++++ Passage proposé

2 - De la fin de l’hiver (ou de l’été calédonien) au printemps (ou de l’automne là-bas) : le crescendo de l’analyse de Calédonie ensemble
21 - Les râleries de Gomès avant le printemps
Ce dernier s’est opposé tout de suite à Christel Bories et a également critiqué la position de l’État.
* Le 27 février, deux jours après le tsunami du 25
Il rappelait ses « premières alertes » de 2012-2013 quand il critiquait le versement des bénéfices de la SLN en dividendes (dont le Caillou avait bénéficié pour un tiers) en affirmant « le masque est tombé » quand la présidente d’Eramet déclare que « la Nouvelle-Calédonie pourrait devenir un territoire purement minier ». Il commence aussi à tacler l’État qui ne dit mot alors qu’il est « actionnaire à hauteur de 27 % » d’Eramet. Très en verve, il continuait, rappelant encore que le 1er décembre 2022 il notait qu’Eramet « se sépar[ait] de ses canards boiteux (l’usine de Sandouville et la société Aubert et Duval en 2022). Quelle est la place de la SLN dans ce nouveau chapitre : à la casse… sauf sur les exportations de minerais bruts parce que là, ça rapporte gros ». Il terminait par « Au moment où un “État stratège” devrait faire avec le nickel calédonien ce que la Chine a fait avec le nickel indonésien, nous avons un “État croupion” à la botte des intérêts privés du groupe minier dont il est actionnaire... Le cours de bourse avant la défense de la sécurité nationale et européenne, l’intérêt des actionnaires avant l’intérêt général de la France et de la Nouvelle-Calédonie. Un véritable désastre. Français et calédonien ».

++++++++
++++ Relevé

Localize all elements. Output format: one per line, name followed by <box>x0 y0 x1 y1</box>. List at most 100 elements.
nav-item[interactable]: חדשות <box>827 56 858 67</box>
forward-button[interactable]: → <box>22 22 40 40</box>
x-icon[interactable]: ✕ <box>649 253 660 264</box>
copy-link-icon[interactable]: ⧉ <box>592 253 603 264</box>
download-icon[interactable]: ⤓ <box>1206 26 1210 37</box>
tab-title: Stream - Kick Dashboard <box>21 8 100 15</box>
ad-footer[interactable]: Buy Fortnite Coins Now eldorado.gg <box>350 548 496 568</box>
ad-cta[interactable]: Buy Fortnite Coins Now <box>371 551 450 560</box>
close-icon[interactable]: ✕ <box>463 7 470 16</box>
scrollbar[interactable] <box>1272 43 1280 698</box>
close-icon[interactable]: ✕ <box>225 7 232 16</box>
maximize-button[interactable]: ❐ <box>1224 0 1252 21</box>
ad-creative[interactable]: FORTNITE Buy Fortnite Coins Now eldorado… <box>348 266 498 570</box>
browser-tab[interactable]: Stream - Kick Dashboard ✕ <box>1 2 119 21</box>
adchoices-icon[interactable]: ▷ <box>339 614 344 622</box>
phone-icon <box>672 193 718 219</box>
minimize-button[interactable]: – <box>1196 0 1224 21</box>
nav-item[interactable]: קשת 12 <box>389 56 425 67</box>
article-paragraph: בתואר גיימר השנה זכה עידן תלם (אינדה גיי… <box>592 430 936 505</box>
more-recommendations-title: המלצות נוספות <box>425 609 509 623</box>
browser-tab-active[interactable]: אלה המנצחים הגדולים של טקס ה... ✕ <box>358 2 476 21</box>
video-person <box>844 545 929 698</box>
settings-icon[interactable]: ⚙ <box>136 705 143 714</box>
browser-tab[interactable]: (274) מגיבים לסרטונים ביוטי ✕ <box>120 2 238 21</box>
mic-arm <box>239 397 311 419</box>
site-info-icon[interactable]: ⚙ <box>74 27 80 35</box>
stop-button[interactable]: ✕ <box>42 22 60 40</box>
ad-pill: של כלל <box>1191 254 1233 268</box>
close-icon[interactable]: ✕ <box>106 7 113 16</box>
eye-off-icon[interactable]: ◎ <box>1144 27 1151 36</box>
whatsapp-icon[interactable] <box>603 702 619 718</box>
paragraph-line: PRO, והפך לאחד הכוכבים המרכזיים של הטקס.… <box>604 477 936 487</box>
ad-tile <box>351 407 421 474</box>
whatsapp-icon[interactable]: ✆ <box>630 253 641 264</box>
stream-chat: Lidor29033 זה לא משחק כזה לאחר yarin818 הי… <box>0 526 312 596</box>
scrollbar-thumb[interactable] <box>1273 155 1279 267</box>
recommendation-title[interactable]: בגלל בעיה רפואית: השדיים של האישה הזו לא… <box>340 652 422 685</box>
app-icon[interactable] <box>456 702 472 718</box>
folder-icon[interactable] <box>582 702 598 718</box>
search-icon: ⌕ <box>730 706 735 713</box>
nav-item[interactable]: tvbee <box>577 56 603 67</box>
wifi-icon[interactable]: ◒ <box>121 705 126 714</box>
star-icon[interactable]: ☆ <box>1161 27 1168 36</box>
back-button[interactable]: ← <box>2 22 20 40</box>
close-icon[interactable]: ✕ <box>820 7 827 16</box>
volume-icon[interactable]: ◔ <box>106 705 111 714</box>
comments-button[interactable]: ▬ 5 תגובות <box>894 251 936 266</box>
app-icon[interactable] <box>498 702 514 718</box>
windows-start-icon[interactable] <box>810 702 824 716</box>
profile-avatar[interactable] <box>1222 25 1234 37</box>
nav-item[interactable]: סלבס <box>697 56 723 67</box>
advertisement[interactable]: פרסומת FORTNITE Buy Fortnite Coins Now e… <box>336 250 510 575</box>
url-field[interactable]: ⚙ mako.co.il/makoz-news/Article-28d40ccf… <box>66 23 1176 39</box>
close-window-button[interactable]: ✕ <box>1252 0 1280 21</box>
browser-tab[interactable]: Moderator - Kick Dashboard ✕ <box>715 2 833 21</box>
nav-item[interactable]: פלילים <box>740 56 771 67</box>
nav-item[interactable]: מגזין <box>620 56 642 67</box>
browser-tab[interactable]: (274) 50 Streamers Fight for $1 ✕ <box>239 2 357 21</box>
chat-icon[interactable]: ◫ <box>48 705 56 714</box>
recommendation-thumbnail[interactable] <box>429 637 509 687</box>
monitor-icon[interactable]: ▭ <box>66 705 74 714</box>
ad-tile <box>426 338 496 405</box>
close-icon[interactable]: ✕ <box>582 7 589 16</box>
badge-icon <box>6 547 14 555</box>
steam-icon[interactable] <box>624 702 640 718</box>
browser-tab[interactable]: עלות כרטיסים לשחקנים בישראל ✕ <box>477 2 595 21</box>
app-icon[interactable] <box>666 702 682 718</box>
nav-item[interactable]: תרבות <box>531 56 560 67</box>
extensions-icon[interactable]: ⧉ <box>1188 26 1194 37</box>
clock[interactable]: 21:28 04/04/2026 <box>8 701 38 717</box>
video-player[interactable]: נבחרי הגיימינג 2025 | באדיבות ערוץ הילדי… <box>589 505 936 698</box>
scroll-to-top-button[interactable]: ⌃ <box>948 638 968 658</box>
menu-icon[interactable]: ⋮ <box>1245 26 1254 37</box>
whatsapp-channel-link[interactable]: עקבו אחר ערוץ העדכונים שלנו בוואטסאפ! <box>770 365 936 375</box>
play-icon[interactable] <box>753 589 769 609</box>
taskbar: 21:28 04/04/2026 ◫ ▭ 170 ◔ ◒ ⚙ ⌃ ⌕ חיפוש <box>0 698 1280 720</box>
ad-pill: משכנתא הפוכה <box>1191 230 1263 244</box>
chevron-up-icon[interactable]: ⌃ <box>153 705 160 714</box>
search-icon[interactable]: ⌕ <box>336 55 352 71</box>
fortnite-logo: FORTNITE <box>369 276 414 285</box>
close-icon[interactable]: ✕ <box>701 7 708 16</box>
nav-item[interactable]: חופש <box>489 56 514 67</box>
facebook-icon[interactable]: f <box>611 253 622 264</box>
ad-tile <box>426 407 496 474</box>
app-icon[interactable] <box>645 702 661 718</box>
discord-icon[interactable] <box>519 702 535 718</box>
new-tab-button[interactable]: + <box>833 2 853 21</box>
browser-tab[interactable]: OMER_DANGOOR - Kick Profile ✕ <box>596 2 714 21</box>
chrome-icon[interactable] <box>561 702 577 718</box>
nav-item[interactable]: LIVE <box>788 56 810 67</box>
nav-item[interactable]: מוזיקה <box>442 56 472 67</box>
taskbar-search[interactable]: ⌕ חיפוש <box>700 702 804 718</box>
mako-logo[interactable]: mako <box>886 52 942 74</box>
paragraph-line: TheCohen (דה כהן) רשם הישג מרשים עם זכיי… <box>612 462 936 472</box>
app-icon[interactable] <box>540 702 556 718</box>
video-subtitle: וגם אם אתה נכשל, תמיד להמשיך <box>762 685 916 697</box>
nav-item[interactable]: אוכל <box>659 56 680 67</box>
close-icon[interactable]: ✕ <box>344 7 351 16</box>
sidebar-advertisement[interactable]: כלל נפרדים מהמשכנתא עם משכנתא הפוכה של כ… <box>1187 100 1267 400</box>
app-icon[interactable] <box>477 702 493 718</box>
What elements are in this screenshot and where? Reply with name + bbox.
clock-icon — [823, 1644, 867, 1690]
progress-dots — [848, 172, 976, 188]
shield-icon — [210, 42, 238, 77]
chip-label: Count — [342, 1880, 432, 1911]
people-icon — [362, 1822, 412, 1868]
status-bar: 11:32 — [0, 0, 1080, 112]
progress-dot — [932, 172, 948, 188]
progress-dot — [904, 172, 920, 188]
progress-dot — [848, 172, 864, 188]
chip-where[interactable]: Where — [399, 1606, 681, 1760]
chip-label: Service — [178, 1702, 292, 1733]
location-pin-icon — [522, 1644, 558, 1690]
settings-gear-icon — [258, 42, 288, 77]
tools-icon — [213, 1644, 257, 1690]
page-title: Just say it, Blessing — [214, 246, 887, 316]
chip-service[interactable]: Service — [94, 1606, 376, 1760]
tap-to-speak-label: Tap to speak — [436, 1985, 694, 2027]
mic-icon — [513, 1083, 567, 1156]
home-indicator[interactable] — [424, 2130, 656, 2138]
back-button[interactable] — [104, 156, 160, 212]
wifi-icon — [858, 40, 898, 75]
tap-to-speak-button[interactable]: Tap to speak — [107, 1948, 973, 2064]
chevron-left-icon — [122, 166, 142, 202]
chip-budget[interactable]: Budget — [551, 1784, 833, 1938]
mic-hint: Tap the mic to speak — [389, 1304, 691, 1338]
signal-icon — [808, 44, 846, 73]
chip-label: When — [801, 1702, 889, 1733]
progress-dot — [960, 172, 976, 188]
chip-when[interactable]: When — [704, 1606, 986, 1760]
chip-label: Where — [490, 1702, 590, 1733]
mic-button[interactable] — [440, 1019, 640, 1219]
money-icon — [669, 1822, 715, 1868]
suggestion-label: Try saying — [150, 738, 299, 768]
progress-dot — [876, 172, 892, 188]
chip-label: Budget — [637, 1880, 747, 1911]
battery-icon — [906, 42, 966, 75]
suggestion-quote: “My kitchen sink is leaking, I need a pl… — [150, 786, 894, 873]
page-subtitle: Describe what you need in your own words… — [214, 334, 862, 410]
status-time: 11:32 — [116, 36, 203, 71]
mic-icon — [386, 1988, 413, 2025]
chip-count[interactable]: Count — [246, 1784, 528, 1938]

++++++++

**Consigne 1:** Dans le passage sur Eramet et la SLN, remplacez « printemps » par « renouveau » en recopiant le texte qui commence par « 2 - De la fin » et va jusqu’à « position de l’État. ».
**Consigne 2:** Rédigez la suite du passage sur Eramet et la SLN, après sa dernière phrase.

**Réponse rédigée 1:**
2 - De la fin de l’hiver (ou de l’été calédonien) au renouveau (ou de l’automne là-bas) : le crescendo de l’analyse de Calédonie ensemble
21 - Les râleries de Gomès avant le renouveau
Ce dernier s’est opposé tout de suite à Christel Bories et a également critiqué la position de l’État.

**Réponse rédigée 2:**
Tout était déjà dit. Les interventions suivantes sont plus précises et documentées, peut-être plus pédagogiques ; on peut éviter les longs commentaires[27].
* La véritable sortie du bois de Calédonie ensemble : une alliance réitérée sur la stratégie nickel avec les indépendantistes
Ce n’est pas un scoop, car Calédonie ensemble a toujours été partie prenante de la « doctrine nickel » ; d’ailleurs on savait depuis la veille que Calédonie ensemble ne signerait pas[28], mais là, s’est répété avec fermeté, ferveur et pas mal d’humour : il avait la forme le Gomès ! Sa dernière intervention et les plus intéressants commentaires datent ainsi du 21 mars 2024 ; d’abord une animation PDF[29], mais surtout le discours au Congrès[30].
Il rappelle d’abord le « préalable minier » de l’accord de Bercy (qu’il nomme d’ailleurs Pacte nickel, ce qui est en effet le premier) et rappelle qu’il est à l’origine de la création de l’usine du Nord sur laquelle il insiste beaucoup.
Gomès avoue qu’au départ, il pensait que le Pacte nickel de Macron-Le Maires serait un boulevard pour le Caillou ; avec plusieurs arguments. Le premier est le discours place des Cocotiers déjà évoqué de Macron où ce dernier déclarait « Je vous dit avec force : le nickel est une richesse pour la Nouvelle-Calédonie… » et il complète, continue Gomès en le citant deux fois «… et un enjeu majeur stratégique pour la France et pour l’Europe ». Le deuxième est le Plan France 2030, doté de 54 G€ (plus de 6 PIB annuel du Caillou : Gomès eut tort de ne pas faire la conversion…) « dont l’objectif est la réindustrialisation de la France […] dont le premier levier est l’accès aux matières premières » ; le troisième est l’engagement de l’Union européenne (en décembre 2023) de considérer le nickel (et d’autres matériaux) comme stratégique pour éviter (traduction de Gomès) la concurrence dominante de la Chine. Le quatrième est une sortie de Le Maire selon lequel (cité par Gomès) « Les décisions de l’État actionnaire sont fondées sur des logiques de souveraineté économique [OK dit Gomès], et de consolidation de filières [Formidable] au-delà des seuls enjeux patrimoniaux et de rentabilité, contrairement aux investisseurs privés.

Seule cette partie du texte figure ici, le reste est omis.